*** Quoted passage Section Begins ***

COVID-19 is an infectious disease that has killed more than 175,000 people in the US. During a time of social distancing measures and increasing social isolation, green spaces may be a crucial factor to maintain a physically and socially active lifestyle while not increasing risk of infection.
We evaluated whether greenness is related to COVID-19 incidence and mortality in the United States.
We downloaded data on COVID-19 cases and deaths for each US county up through June 7, 2020, from Johns Hopkins University, Center for Systems Science and Engineering Coronavirus Resource Center. We used April-May 2020 Normalized Difference Vegetation Index (NDVI) data, to represent the greenness exposure during the initial COVID-19 outbreak in the US. We fitted negative binomial mixed models to evaluate associations of NDVI with COVID-19 incidence and mortality, adjusting for potential confounders such as county-level demographics, epidemic stage, and other environmental factors. We evaluated whether the associations were modified by population density, proportion of Black residents, median home value, and issuance of stay-at-home order.

*** Quoted passage Section Ends ***
*** Data Section Begins ***

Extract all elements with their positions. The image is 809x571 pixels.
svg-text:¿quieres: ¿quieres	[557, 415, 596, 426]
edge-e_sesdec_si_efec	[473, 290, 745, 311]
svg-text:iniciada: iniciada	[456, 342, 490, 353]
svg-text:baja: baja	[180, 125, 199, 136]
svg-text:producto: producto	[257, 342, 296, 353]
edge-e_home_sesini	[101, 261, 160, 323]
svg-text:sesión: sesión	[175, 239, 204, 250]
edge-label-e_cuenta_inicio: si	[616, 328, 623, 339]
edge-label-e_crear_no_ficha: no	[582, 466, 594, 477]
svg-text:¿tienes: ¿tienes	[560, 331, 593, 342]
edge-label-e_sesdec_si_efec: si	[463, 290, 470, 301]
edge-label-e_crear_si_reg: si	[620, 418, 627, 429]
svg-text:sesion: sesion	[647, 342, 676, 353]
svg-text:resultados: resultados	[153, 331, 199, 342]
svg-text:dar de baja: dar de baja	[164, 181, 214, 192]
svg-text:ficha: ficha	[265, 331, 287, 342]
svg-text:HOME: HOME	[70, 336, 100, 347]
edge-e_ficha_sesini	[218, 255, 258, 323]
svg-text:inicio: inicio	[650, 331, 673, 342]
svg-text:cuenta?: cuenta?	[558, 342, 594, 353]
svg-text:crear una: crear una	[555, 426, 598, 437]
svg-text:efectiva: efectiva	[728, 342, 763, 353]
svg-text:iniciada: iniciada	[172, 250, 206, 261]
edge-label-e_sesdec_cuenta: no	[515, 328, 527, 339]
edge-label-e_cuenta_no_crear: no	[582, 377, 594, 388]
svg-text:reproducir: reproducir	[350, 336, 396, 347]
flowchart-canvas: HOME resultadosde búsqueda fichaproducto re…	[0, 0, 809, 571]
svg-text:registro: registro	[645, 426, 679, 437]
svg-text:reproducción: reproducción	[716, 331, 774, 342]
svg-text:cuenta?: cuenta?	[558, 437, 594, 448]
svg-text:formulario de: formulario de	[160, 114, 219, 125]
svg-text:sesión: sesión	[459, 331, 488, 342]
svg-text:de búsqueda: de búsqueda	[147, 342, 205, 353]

*** Data Section Ends ***

[Prompt A]
In the passage on greenness and COVID-19, which factors were checked as possible modifiers of the associations?
[Prompt B]
According to the passage on greenness and COVID-19, why were April-May 2020 NDVI data used?

[Your solution A]
Population density, proportion of Black residents, median home value, and issuance of stay-at-home order.

[Your solution B]
The April-May 2020 NDVI data were used to represent greenness exposure during the initial COVID-19 outbreak in the US.